◆ **Task description**
Extract the lines that hold the string "contraction".

◆ **Data entries**
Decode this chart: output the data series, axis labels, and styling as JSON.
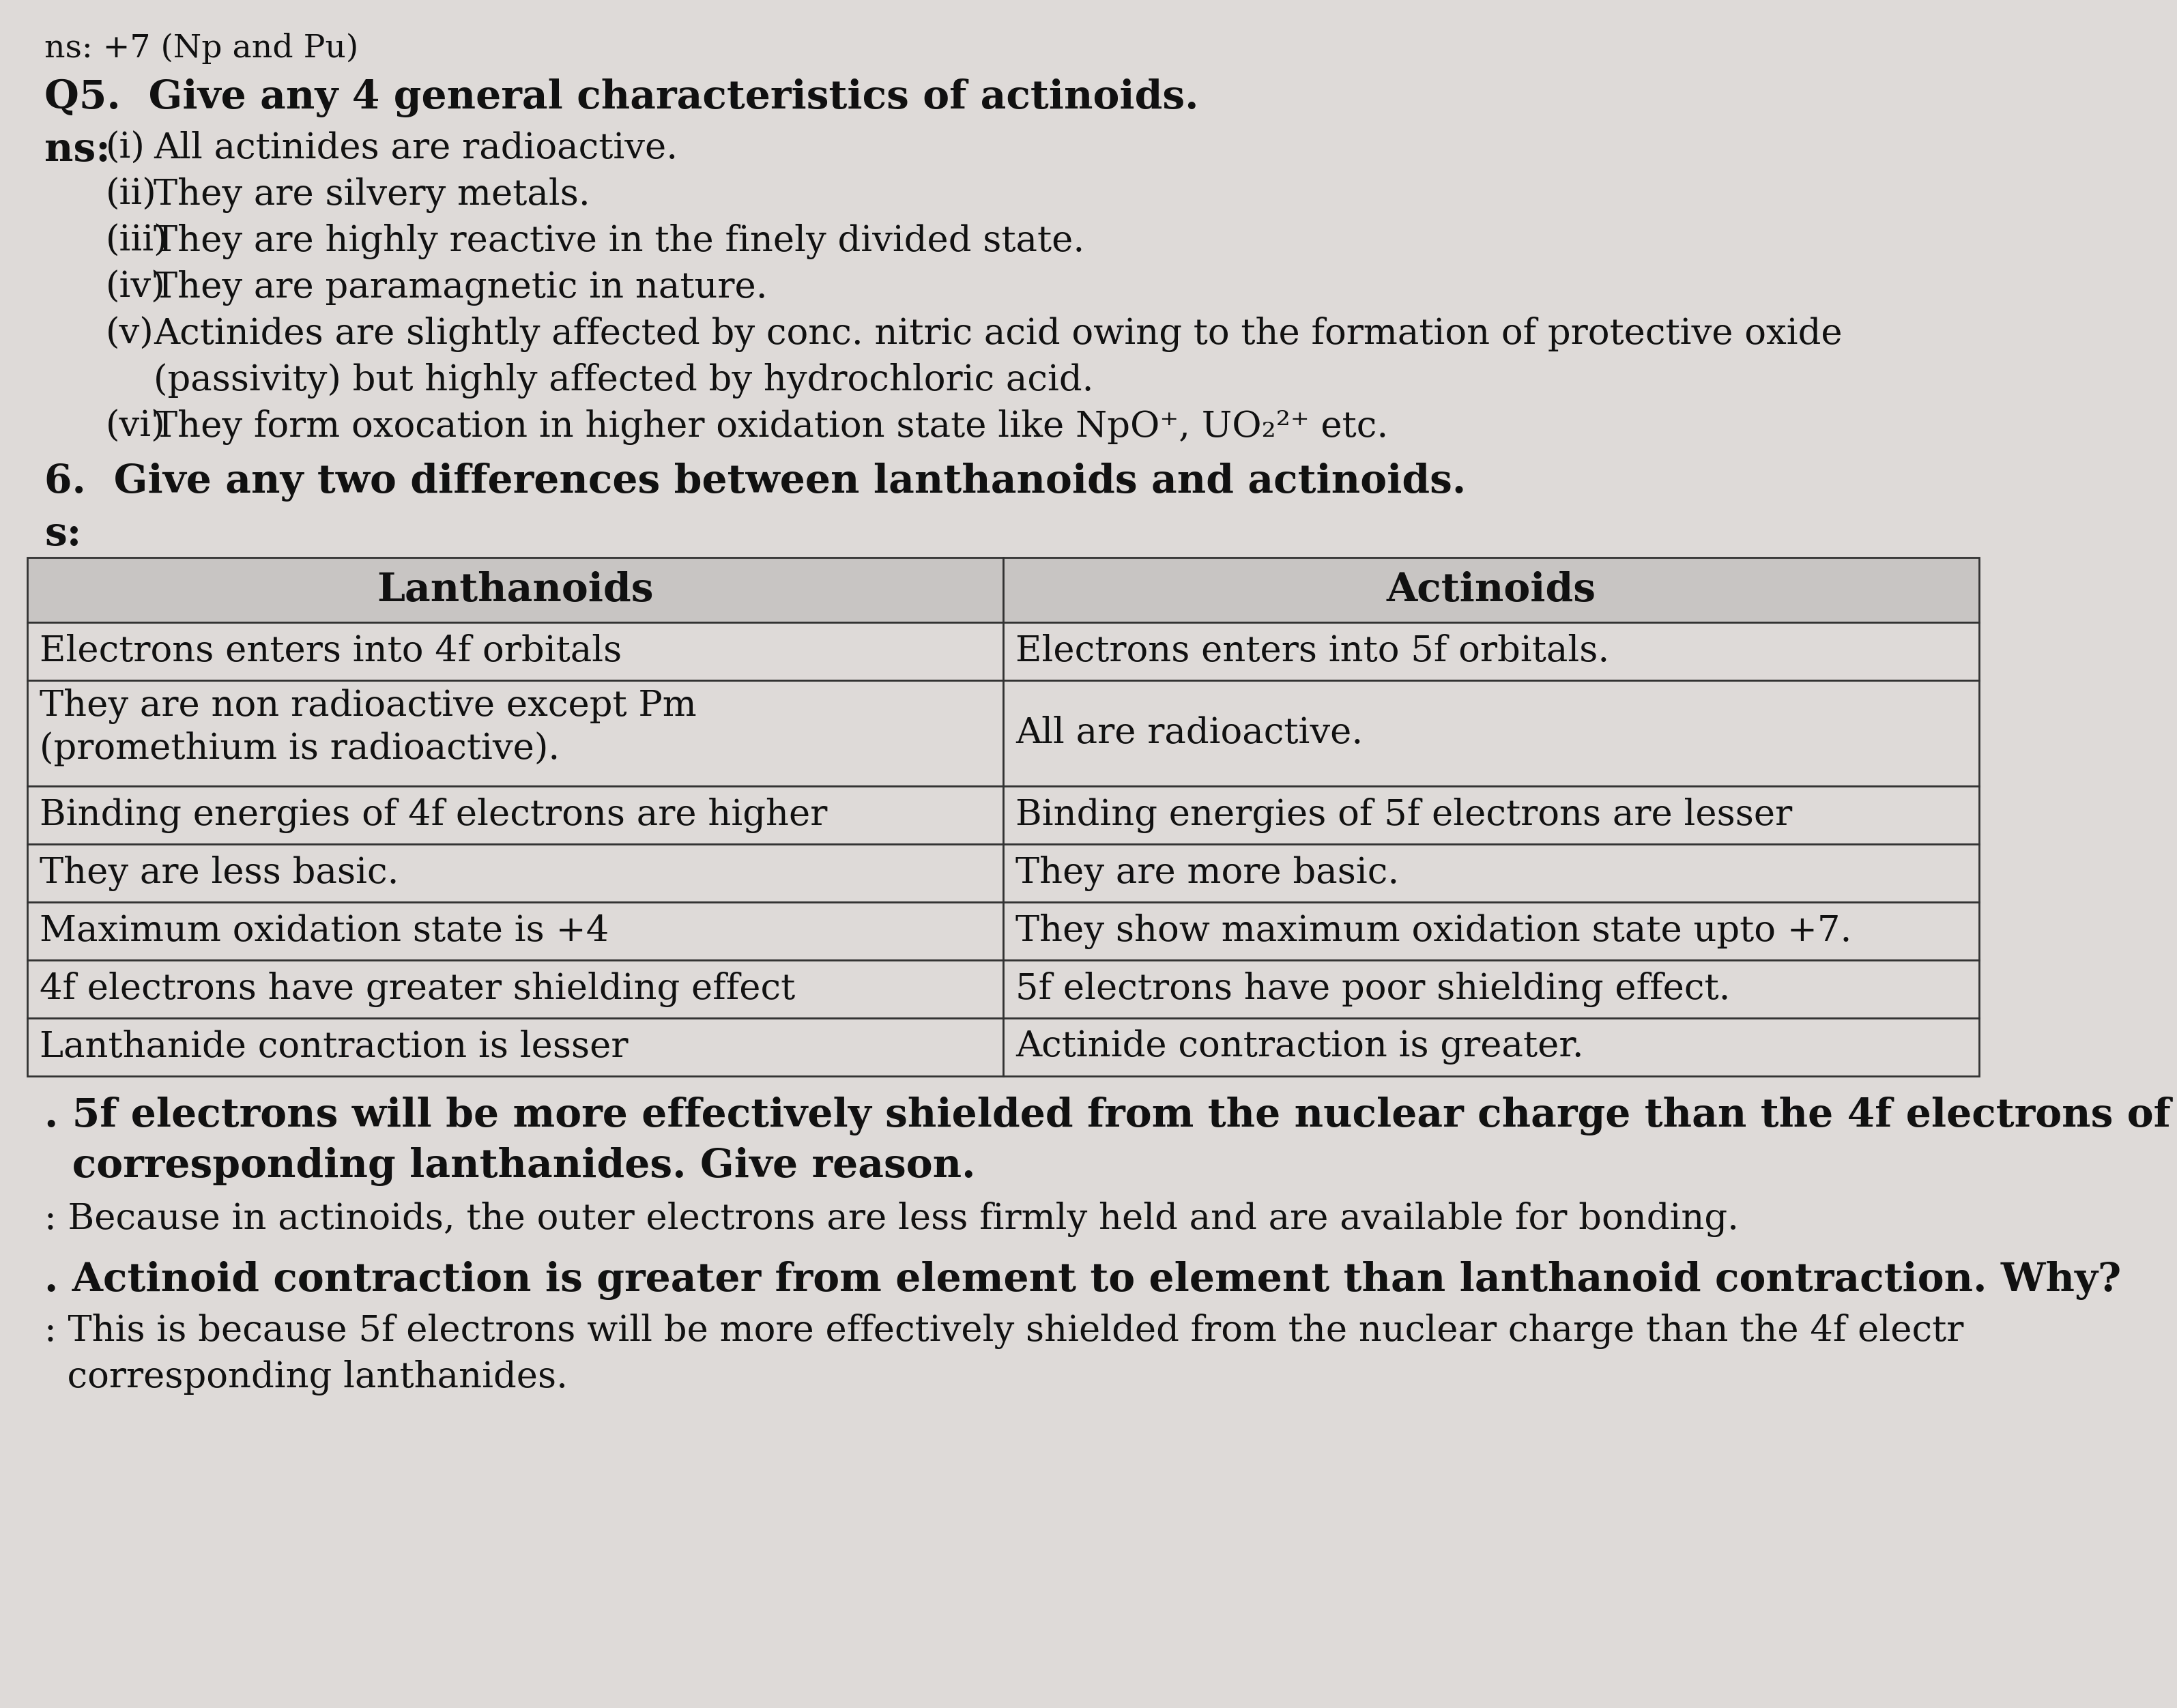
{
  "bg_color": "#dedad8",
  "text_color": "#111111",
  "title_top": "ns: +7 (Np and Pu)",
  "q5_heading": "Q5.  Give any 4 general characteristics of actinoids.",
  "ans_label": "ns:",
  "q5_points_left": [
    "(i)",
    "(ii)",
    "(iii)",
    "(iv)",
    "(v)",
    "",
    "(vi)"
  ],
  "q5_points_right": [
    "All actinides are radioactive.",
    "They are silvery metals.",
    "They are highly reactive in the finely divided state.",
    "They are paramagnetic in nature.",
    "Actinides are slightly affected by conc. nitric acid owing to the formation of protective oxide",
    "(passivity) but highly affected by hydrochloric acid.",
    "They form oxocation in higher oxidation state like NpO⁺, UO₂²⁺ etc."
  ],
  "q6_heading": "6.  Give any two differences between lanthanoids and actinoids.",
  "q6_ans_label": "s:",
  "table_headers": [
    "Lanthanoids",
    "Actinoids"
  ],
  "table_rows": [
    [
      "Electrons enters into 4f orbitals",
      "Electrons enters into 5f orbitals."
    ],
    [
      "They are non radioactive except Pm\n(promethium is radioactive).",
      "All are radioactive."
    ],
    [
      "Binding energies of 4f electrons are higher",
      "Binding energies of 5f electrons are lesser"
    ],
    [
      "They are less basic.",
      "They are more basic."
    ],
    [
      "Maximum oxidation state is +4",
      "They show maximum oxidation state upto +7."
    ],
    [
      "4f electrons have greater shielding effect",
      "5f electrons have poor shielding effect."
    ],
    [
      "Lanthanide contraction is lesser",
      "Actinide contraction is greater."
    ]
  ],
  "q7_heading_part1": ". 5f electrons will be more effectively shielded from the nuclear charge than the 4f electrons of",
  "q7_heading_part2": "  corresponding lanthanides. Give reason.",
  "q7_ans": ": Because in actinoids, the outer electrons are less firmly held and are available for bonding.",
  "q8_heading": ". Actinoid contraction is greater from element to element than lanthanoid contraction. Why?",
  "q8_ans_part1": ": This is because 5f electrons will be more effectively shielded from the nuclear charge than the 4f electr",
  "q8_ans_part2": "  corresponding lanthanides.",
  "font_size_body": 38,
  "font_size_heading": 40,
  "font_size_bold_heading": 42
}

◆ **Solution for this problem**
      "Lanthanide contraction is lesser",
      "Actinide contraction is greater."
  "q8_heading": ". Actinoid contraction is greater from element to element than lanthanoid contraction. Why?",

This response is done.